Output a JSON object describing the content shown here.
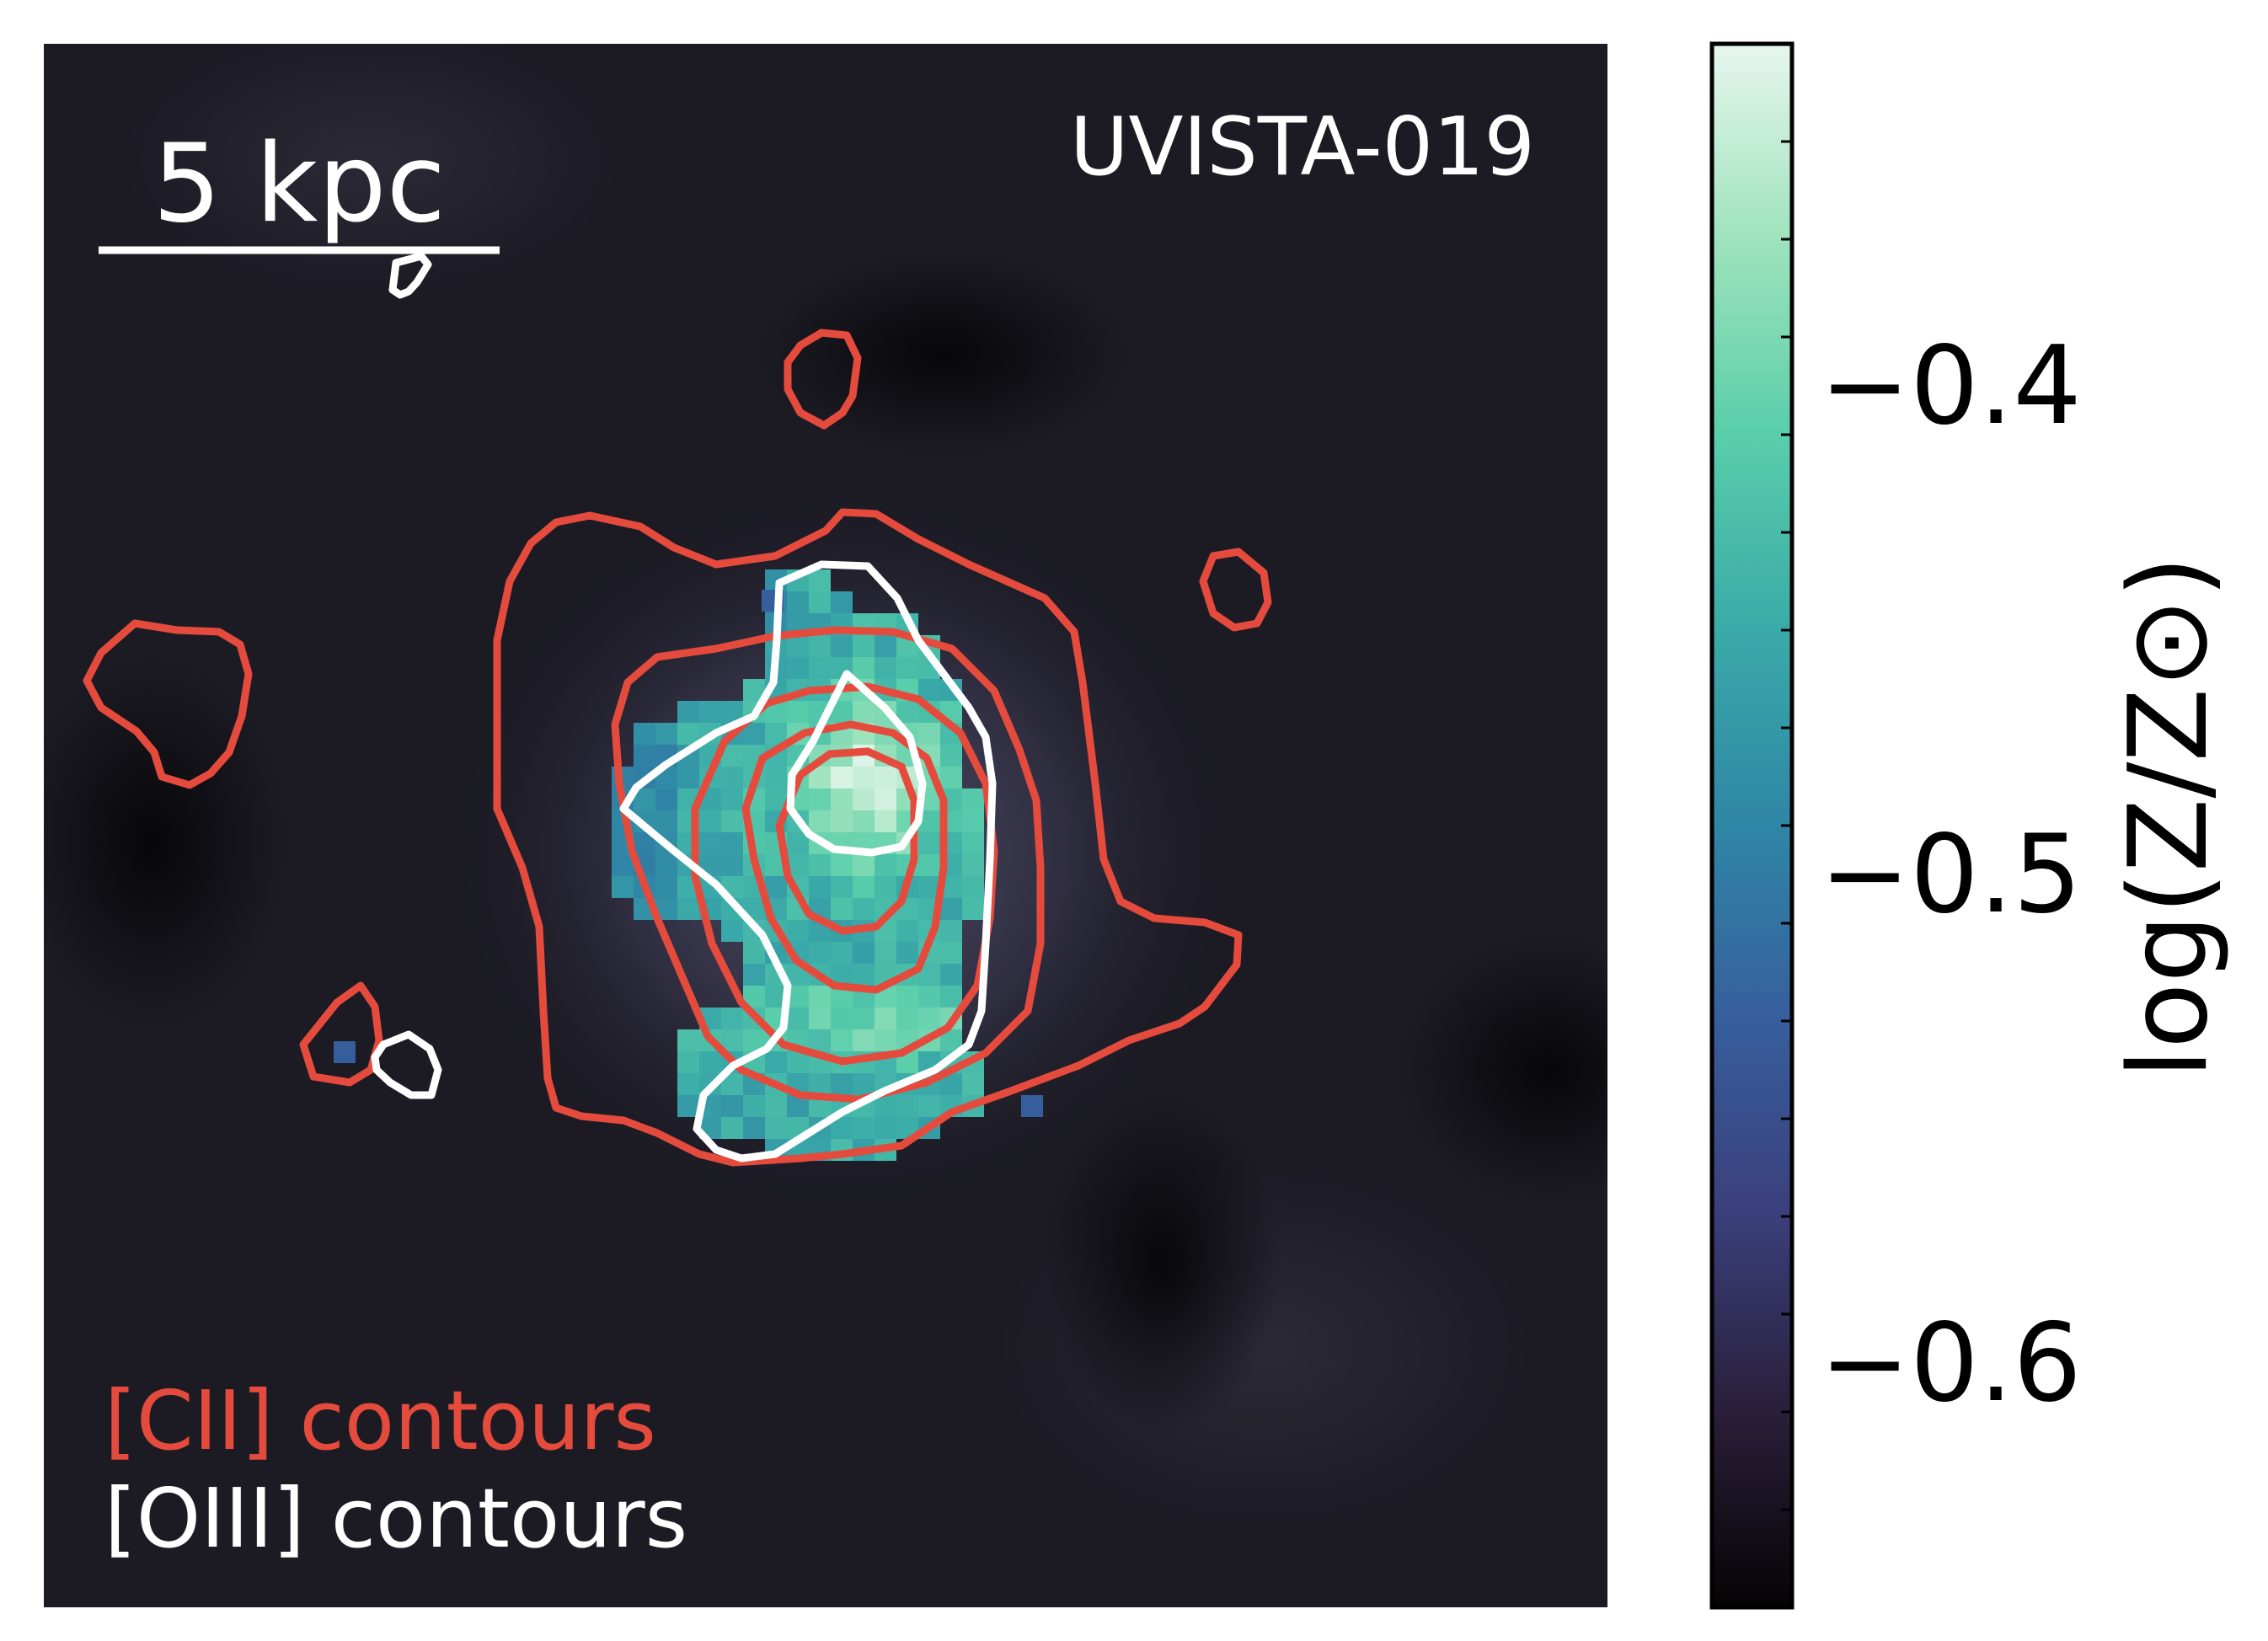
{
  "chart_data": {
    "type": "heatmap",
    "title": "UVISTA-019",
    "scalebar_label": "5 kpc",
    "legend": {
      "cii": "[CII] contours",
      "oiii": "[OIII] contours"
    },
    "colorbar": {
      "label": "log(Z/Z⊙)",
      "range": [
        -0.65,
        -0.33
      ],
      "major_ticks": [
        -0.6,
        -0.5,
        -0.4
      ],
      "tick_labels": [
        "−0.6",
        "−0.5",
        "−0.4"
      ],
      "minor_step": 0.02,
      "colormap": [
        "#060304",
        "#2a1f3a",
        "#3a3f7a",
        "#375e9c",
        "#2f86a6",
        "#3aaaa8",
        "#59ceaa",
        "#9fe3bd",
        "#e6f6ee"
      ]
    },
    "colors": {
      "cii": "#e54b3d",
      "oiii": "#ffffff",
      "background": "#1c1b24",
      "emission": "#4d4a66"
    }
  }
}
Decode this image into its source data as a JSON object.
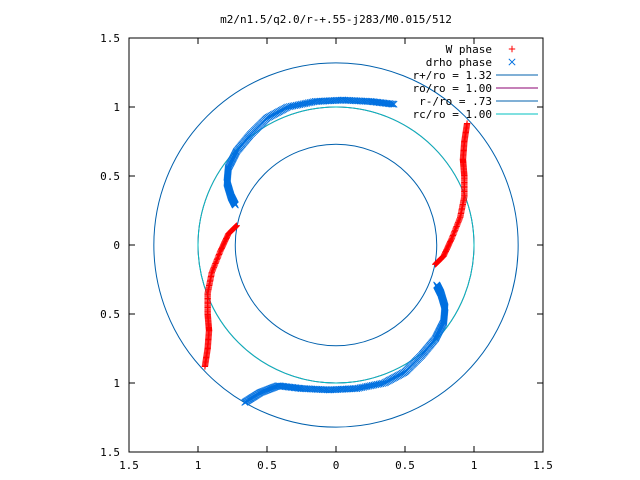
{
  "chart_data": {
    "type": "scatter",
    "title": "m2/n1.5/q2.0/r-+.55-j283/M0.015/512",
    "xlabel": "",
    "ylabel": "",
    "xlim": [
      -1.5,
      1.5
    ],
    "ylim": [
      -1.5,
      1.5
    ],
    "grid": false,
    "legend_position": "top-right",
    "x_ticks": [
      -1.5,
      -1,
      -0.5,
      0,
      0.5,
      1,
      1.5
    ],
    "y_ticks": [
      -1.5,
      -1,
      -0.5,
      0,
      0.5,
      1,
      1.5
    ],
    "x_tick_labels": [
      "1.5",
      "1",
      "0.5",
      "0",
      "0.5",
      "1",
      "1.5"
    ],
    "y_tick_labels": [
      "1.5",
      "1",
      "0.5",
      "0",
      "0.5",
      "1",
      "1.5"
    ],
    "series": [
      {
        "name": "W phase",
        "marker": "plus",
        "color": "#ff0000",
        "arms": [
          [
            [
              0.72,
              -0.14
            ],
            [
              0.78,
              -0.08
            ],
            [
              0.84,
              0.05
            ],
            [
              0.9,
              0.2
            ],
            [
              0.93,
              0.35
            ],
            [
              0.93,
              0.5
            ],
            [
              0.92,
              0.62
            ],
            [
              0.93,
              0.75
            ],
            [
              0.95,
              0.88
            ]
          ],
          [
            [
              -0.72,
              0.14
            ],
            [
              -0.78,
              0.08
            ],
            [
              -0.84,
              -0.05
            ],
            [
              -0.9,
              -0.2
            ],
            [
              -0.93,
              -0.35
            ],
            [
              -0.93,
              -0.5
            ],
            [
              -0.92,
              -0.62
            ],
            [
              -0.93,
              -0.75
            ],
            [
              -0.95,
              -0.88
            ]
          ]
        ]
      },
      {
        "name": "drho phase",
        "marker": "cross",
        "color": "#0070e0",
        "arms": [
          [
            [
              -0.73,
              0.29
            ],
            [
              -0.76,
              0.35
            ],
            [
              -0.79,
              0.45
            ],
            [
              -0.78,
              0.56
            ],
            [
              -0.72,
              0.68
            ],
            [
              -0.62,
              0.8
            ],
            [
              -0.5,
              0.92
            ],
            [
              -0.35,
              1.0
            ],
            [
              -0.15,
              1.04
            ],
            [
              0.05,
              1.05
            ],
            [
              0.25,
              1.04
            ],
            [
              0.42,
              1.02
            ]
          ],
          [
            [
              0.73,
              -0.29
            ],
            [
              0.76,
              -0.35
            ],
            [
              0.79,
              -0.45
            ],
            [
              0.78,
              -0.56
            ],
            [
              0.72,
              -0.68
            ],
            [
              0.62,
              -0.8
            ],
            [
              0.5,
              -0.92
            ],
            [
              0.35,
              -1.0
            ],
            [
              0.15,
              -1.04
            ],
            [
              -0.05,
              -1.05
            ],
            [
              -0.25,
              -1.04
            ],
            [
              -0.42,
              -1.02
            ],
            [
              -0.55,
              -1.07
            ],
            [
              -0.66,
              -1.14
            ]
          ]
        ]
      },
      {
        "name": "r+/ro = 1.32",
        "type": "circle",
        "radius": 1.32,
        "color": "#0060ad"
      },
      {
        "name": "ro/ro = 1.00",
        "type": "circle",
        "radius": 1.0,
        "color": "#8b0070"
      },
      {
        "name": "r-/ro = .73",
        "type": "circle",
        "radius": 0.73,
        "color": "#0060ad"
      },
      {
        "name": "rc/ro = 1.00",
        "type": "circle",
        "radius": 1.0,
        "color": "#00c0c0"
      }
    ]
  }
}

## TASK TO CARRY OUT:
Each entry shown above must be quoted exactly, with its pictures left out.

## SOLUTION FOR THIS TASK:
Output a JSON object describing the content shown here.
{
  "chart_data": {
    "type": "heatmap",
    "title": "UVISTA-019",
    "scalebar_label": "5 kpc",
    "legend": {
      "cii": "[CII] contours",
      "oiii": "[OIII] contours"
    },
    "colorbar": {
      "label": "log(Z/Z⊙)",
      "range": [
        -0.65,
        -0.33
      ],
      "major_ticks": [
        -0.6,
        -0.5,
        -0.4
      ],
      "tick_labels": [
        "−0.6",
        "−0.5",
        "−0.4"
      ],
      "minor_step": 0.02,
      "colormap": [
        "#060304",
        "#2a1f3a",
        "#3a3f7a",
        "#375e9c",
        "#2f86a6",
        "#3aaaa8",
        "#59ceaa",
        "#9fe3bd",
        "#e6f6ee"
      ]
    },
    "colors": {
      "cii": "#e54b3d",
      "oiii": "#ffffff",
      "background": "#1c1b24",
      "emission": "#4d4a66"
    }
  }
}
Decode this image into its source data as a JSON object.
{
  "chart_data": {
    "type": "scatter",
    "title": "m2/n1.5/q2.0/r-+.55-j283/M0.015/512",
    "xlabel": "",
    "ylabel": "",
    "xlim": [
      -1.5,
      1.5
    ],
    "ylim": [
      -1.5,
      1.5
    ],
    "grid": false,
    "legend_position": "top-right",
    "x_ticks": [
      -1.5,
      -1,
      -0.5,
      0,
      0.5,
      1,
      1.5
    ],
    "y_ticks": [
      -1.5,
      -1,
      -0.5,
      0,
      0.5,
      1,
      1.5
    ],
    "x_tick_labels": [
      "1.5",
      "1",
      "0.5",
      "0",
      "0.5",
      "1",
      "1.5"
    ],
    "y_tick_labels": [
      "1.5",
      "1",
      "0.5",
      "0",
      "0.5",
      "1",
      "1.5"
    ],
    "series": [
      {
        "name": "W phase",
        "marker": "plus",
        "color": "#ff0000",
        "arms": [
          [
            [
              0.72,
              -0.14
            ],
            [
              0.78,
              -0.08
            ],
            [
              0.84,
              0.05
            ],
            [
              0.9,
              0.2
            ],
            [
              0.93,
              0.35
            ],
            [
              0.93,
              0.5
            ],
            [
              0.92,
              0.62
            ],
            [
              0.93,
              0.75
            ],
            [
              0.95,
              0.88
            ]
          ],
          [
            [
              -0.72,
              0.14
            ],
            [
              -0.78,
              0.08
            ],
            [
              -0.84,
              -0.05
            ],
            [
              -0.9,
              -0.2
            ],
            [
              -0.93,
              -0.35
            ],
            [
              -0.93,
              -0.5
            ],
            [
              -0.92,
              -0.62
            ],
            [
              -0.93,
              -0.75
            ],
            [
              -0.95,
              -0.88
            ]
          ]
        ]
      },
      {
        "name": "drho phase",
        "marker": "cross",
        "color": "#0070e0",
        "arms": [
          [
            [
              -0.73,
              0.29
            ],
            [
              -0.76,
              0.35
            ],
            [
              -0.79,
              0.45
            ],
            [
              -0.78,
              0.56
            ],
            [
              -0.72,
              0.68
            ],
            [
              -0.62,
              0.8
            ],
            [
              -0.5,
              0.92
            ],
            [
              -0.35,
              1.0
            ],
            [
              -0.15,
              1.04
            ],
            [
              0.05,
              1.05
            ],
            [
              0.25,
              1.04
            ],
            [
              0.42,
              1.02
            ]
          ],
          [
            [
              0.73,
              -0.29
            ],
            [
              0.76,
              -0.35
            ],
            [
              0.79,
              -0.45
            ],
            [
              0.78,
              -0.56
            ],
            [
              0.72,
              -0.68
            ],
            [
              0.62,
              -0.8
            ],
            [
              0.5,
              -0.92
            ],
            [
              0.35,
              -1.0
            ],
            [
              0.15,
              -1.04
            ],
            [
              -0.05,
              -1.05
            ],
            [
              -0.25,
              -1.04
            ],
            [
              -0.42,
              -1.02
            ],
            [
              -0.55,
              -1.07
            ],
            [
              -0.66,
              -1.14
            ]
          ]
        ]
      },
      {
        "name": "r+/ro = 1.32",
        "type": "circle",
        "radius": 1.32,
        "color": "#0060ad"
      },
      {
        "name": "ro/ro = 1.00",
        "type": "circle",
        "radius": 1.0,
        "color": "#8b0070"
      },
      {
        "name": "r-/ro = .73",
        "type": "circle",
        "radius": 0.73,
        "color": "#0060ad"
      },
      {
        "name": "rc/ro = 1.00",
        "type": "circle",
        "radius": 1.0,
        "color": "#00c0c0"
      }
    ]
  }
}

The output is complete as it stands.